— START OF Given records —
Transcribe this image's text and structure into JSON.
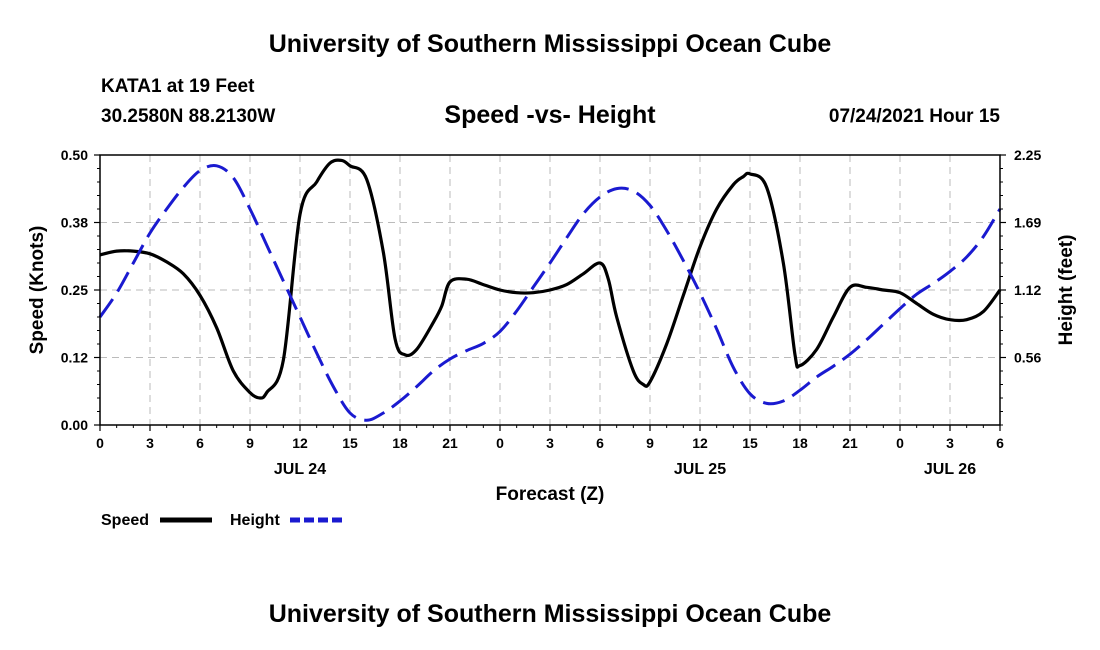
{
  "header": {
    "title_top": "University of Southern Mississippi Ocean Cube",
    "title_bottom": "University of Southern Mississippi Ocean Cube",
    "station": "KATA1 at 19 Feet",
    "coords": "30.2580N  88.2130W",
    "subtitle": "Speed -vs- Height",
    "datetime": "07/24/2021 Hour 15"
  },
  "chart_data": {
    "type": "line",
    "title": "Speed -vs- Height",
    "xlabel": "Forecast (Z)",
    "ylabel_left": "Speed (Knots)",
    "ylabel_right": "Height (feet)",
    "x_range_hours": [
      0,
      54
    ],
    "ylim_left": [
      0,
      0.5
    ],
    "ylim_right": [
      0,
      2.25
    ],
    "x_ticks": [
      {
        "h": 0,
        "label": "0"
      },
      {
        "h": 3,
        "label": "3"
      },
      {
        "h": 6,
        "label": "6"
      },
      {
        "h": 9,
        "label": "9"
      },
      {
        "h": 12,
        "label": "12"
      },
      {
        "h": 15,
        "label": "15"
      },
      {
        "h": 18,
        "label": "18"
      },
      {
        "h": 21,
        "label": "21"
      },
      {
        "h": 24,
        "label": "0"
      },
      {
        "h": 27,
        "label": "3"
      },
      {
        "h": 30,
        "label": "6"
      },
      {
        "h": 33,
        "label": "9"
      },
      {
        "h": 36,
        "label": "12"
      },
      {
        "h": 39,
        "label": "15"
      },
      {
        "h": 42,
        "label": "18"
      },
      {
        "h": 45,
        "label": "21"
      },
      {
        "h": 48,
        "label": "0"
      },
      {
        "h": 51,
        "label": "3"
      },
      {
        "h": 54,
        "label": "6"
      }
    ],
    "date_labels": [
      {
        "h": 12,
        "label": "JUL 24"
      },
      {
        "h": 36,
        "label": "JUL 25"
      },
      {
        "h": 51,
        "label": "JUL 26"
      }
    ],
    "y_ticks_left": [
      {
        "v": 0.0,
        "label": "0.00"
      },
      {
        "v": 0.125,
        "label": "0.12"
      },
      {
        "v": 0.25,
        "label": "0.25"
      },
      {
        "v": 0.375,
        "label": "0.38"
      },
      {
        "v": 0.5,
        "label": "0.50"
      }
    ],
    "y_ticks_right": [
      {
        "v": 0.5625,
        "label": "0.56"
      },
      {
        "v": 1.125,
        "label": "1.12"
      },
      {
        "v": 1.6875,
        "label": "1.69"
      },
      {
        "v": 2.25,
        "label": "2.25"
      }
    ],
    "grid": true,
    "series": [
      {
        "name": "Speed",
        "axis": "left",
        "color": "#000000",
        "dash": "solid",
        "x": [
          0,
          1,
          2,
          3,
          4,
          5,
          6,
          7,
          8,
          9,
          9.6,
          10,
          11,
          12,
          13,
          13.8,
          14.5,
          15,
          16,
          17,
          17.7,
          18.3,
          19,
          20,
          20.5,
          21,
          22,
          23,
          24,
          25,
          26,
          27,
          28,
          29,
          30,
          30.5,
          31,
          32,
          32.6,
          33,
          34,
          35,
          36,
          37,
          38,
          38.6,
          39,
          40,
          41,
          41.7,
          42,
          43,
          44,
          45,
          46,
          47,
          48,
          49,
          50,
          51,
          52,
          53,
          54
        ],
        "values": [
          0.315,
          0.322,
          0.322,
          0.317,
          0.302,
          0.28,
          0.24,
          0.18,
          0.1,
          0.06,
          0.05,
          0.06,
          0.12,
          0.39,
          0.45,
          0.485,
          0.49,
          0.48,
          0.455,
          0.32,
          0.16,
          0.13,
          0.14,
          0.19,
          0.22,
          0.265,
          0.27,
          0.26,
          0.25,
          0.245,
          0.245,
          0.25,
          0.26,
          0.28,
          0.3,
          0.27,
          0.2,
          0.1,
          0.075,
          0.08,
          0.15,
          0.24,
          0.33,
          0.4,
          0.445,
          0.46,
          0.465,
          0.44,
          0.3,
          0.13,
          0.11,
          0.14,
          0.2,
          0.255,
          0.255,
          0.25,
          0.245,
          0.225,
          0.205,
          0.195,
          0.195,
          0.21,
          0.25
        ]
      },
      {
        "name": "Height",
        "axis": "right",
        "color": "#1a1ad0",
        "dash": "dashed",
        "x": [
          0,
          1,
          2,
          3,
          4,
          5,
          6,
          7,
          8,
          9,
          10,
          11,
          12,
          13,
          14,
          15,
          16,
          17,
          18,
          19,
          20,
          21,
          22,
          23,
          24,
          25,
          26,
          27,
          28,
          29,
          30,
          31,
          32,
          33,
          34,
          35,
          36,
          37,
          38,
          39,
          40,
          41,
          42,
          43,
          44,
          45,
          46,
          47,
          48,
          49,
          50,
          51,
          52,
          53,
          54
        ],
        "values": [
          0.9,
          1.1,
          1.35,
          1.6,
          1.8,
          1.98,
          2.12,
          2.16,
          2.06,
          1.8,
          1.5,
          1.2,
          0.9,
          0.6,
          0.32,
          0.1,
          0.04,
          0.1,
          0.2,
          0.32,
          0.45,
          0.55,
          0.62,
          0.68,
          0.78,
          0.95,
          1.15,
          1.35,
          1.56,
          1.76,
          1.9,
          1.97,
          1.95,
          1.83,
          1.62,
          1.37,
          1.1,
          0.8,
          0.48,
          0.26,
          0.18,
          0.2,
          0.29,
          0.4,
          0.49,
          0.59,
          0.71,
          0.84,
          0.97,
          1.09,
          1.18,
          1.28,
          1.4,
          1.57,
          1.8
        ]
      }
    ]
  },
  "legend": {
    "speed_label": "Speed",
    "height_label": "Height"
  }
}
— END OF Given records —
● **Exercise task**
Work through the data and report how many of its lines hold the word "Cube", giving only the figure.

● **Exercise response**
2